• Input rows
○ ○ ○ ○ ○
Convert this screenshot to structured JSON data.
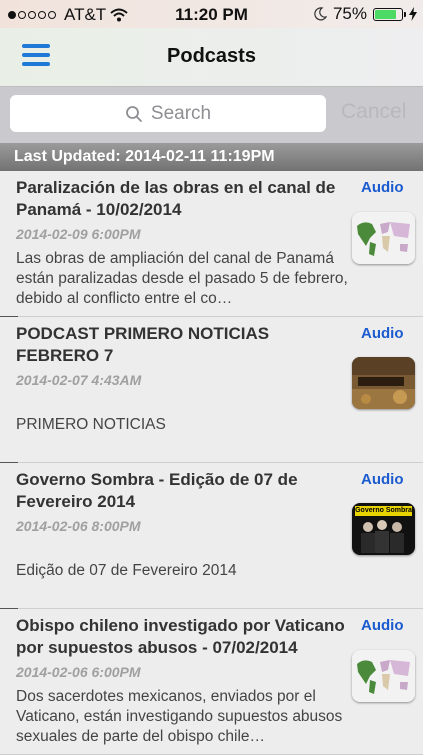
{
  "status": {
    "time": "11:20 PM",
    "carrier": "AT&T",
    "battery": "75%"
  },
  "nav": {
    "title": "Podcasts"
  },
  "search": {
    "placeholder": "Search",
    "cancel": "Cancel"
  },
  "last_updated": "Last Updated: 2014-02-11 11:19PM",
  "items": [
    {
      "title": "Paralización de las obras en el canal de Panamá - 10/02/2014",
      "date": "2014-02-09 6:00PM",
      "desc": "Las obras de ampliación del canal de Panamá están paralizadas desde el pasado 5 de febrero, debido al conflicto entre el co…",
      "audio": "Audio",
      "thumb": "world-map"
    },
    {
      "title": "PODCAST PRIMERO NOTICIAS FEBRERO 7",
      "date": "2014-02-07 4:43AM",
      "desc": "PRIMERO NOTICIAS",
      "audio": "Audio",
      "thumb": "podcast"
    },
    {
      "title": "Governo Sombra - Edição de 07 de Fevereiro 2014",
      "date": "2014-02-06 8:00PM",
      "desc": "Edição de 07 de Fevereiro 2014",
      "audio": "Audio",
      "thumb": "governo-sombra",
      "thumb_text": "Governo Sombra"
    },
    {
      "title": "Obispo chileno investigado por Vaticano por supuestos abusos - 07/02/2014",
      "date": "2014-02-06 6:00PM",
      "desc": "Dos sacerdotes mexicanos, enviados por el Vaticano, están investigando supuestos abusos sexuales de parte del obispo chile…",
      "audio": "Audio",
      "thumb": "world-map"
    }
  ]
}
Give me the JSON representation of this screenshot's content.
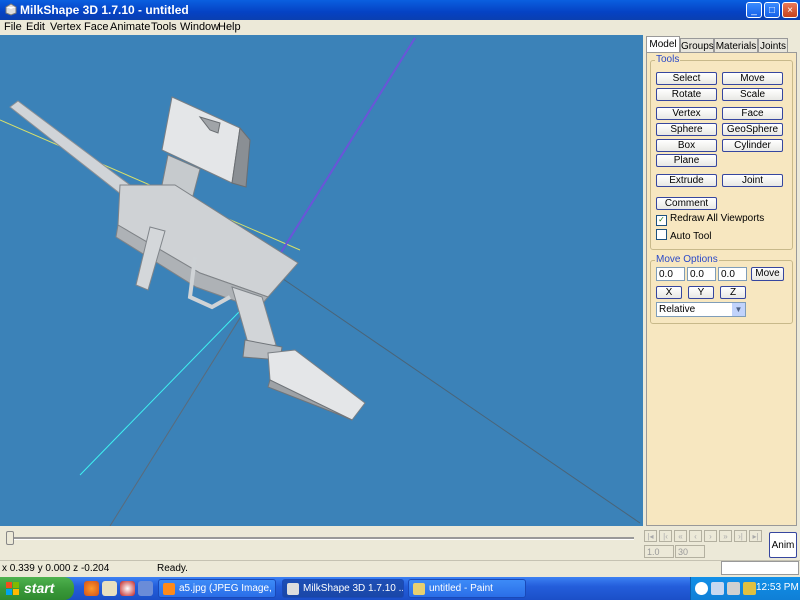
{
  "window": {
    "title": "MilkShape 3D 1.7.10 - untitled",
    "min": "_",
    "max": "□",
    "close": "×"
  },
  "menu": [
    "File",
    "Edit",
    "Vertex",
    "Face",
    "Animate",
    "Tools",
    "Window",
    "Help"
  ],
  "tabs": [
    "Model",
    "Groups",
    "Materials",
    "Joints"
  ],
  "tools": {
    "label": "Tools",
    "select": "Select",
    "move": "Move",
    "rotate": "Rotate",
    "scale": "Scale",
    "vertex": "Vertex",
    "face": "Face",
    "sphere": "Sphere",
    "geosphere": "GeoSphere",
    "box": "Box",
    "cylinder": "Cylinder",
    "plane": "Plane",
    "extrude": "Extrude",
    "joint": "Joint",
    "comment": "Comment",
    "redraw": "Redraw All Viewports",
    "redraw_checked": true,
    "auto_tool": "Auto Tool",
    "auto_tool_checked": false
  },
  "move_options": {
    "label": "Move Options",
    "x": "0.0",
    "y": "0.0",
    "z": "0.0",
    "move": "Move",
    "axis_x": "X",
    "axis_y": "Y",
    "axis_z": "Z",
    "mode": "Relative"
  },
  "timeline": {
    "frame_start": "1.0",
    "frame_end": "30",
    "anim": "Anim",
    "progress": 0
  },
  "status": {
    "coords": "x 0.339 y 0.000 z -0.204",
    "message": "Ready."
  },
  "taskbar": {
    "start": "start",
    "tasks": [
      "a5.jpg (JPEG Image, ...",
      "MilkShape 3D 1.7.10 ...",
      "untitled - Paint"
    ],
    "clock": "12:53 PM"
  },
  "colors": {
    "viewport": "#3b82b8",
    "title": "#0542c4",
    "panel": "#f7e7c0",
    "taskbar": "#245edb"
  }
}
○ ○ ○ ○ ○
• What you will do
Each line with the string "Fevereiro" in it needs to be found and copied.

• Solution to the exercise
      "title": "Governo Sombra - Edição de 07 de Fevereiro 2014",
      "desc": "Edição de 07 de Fevereiro 2014",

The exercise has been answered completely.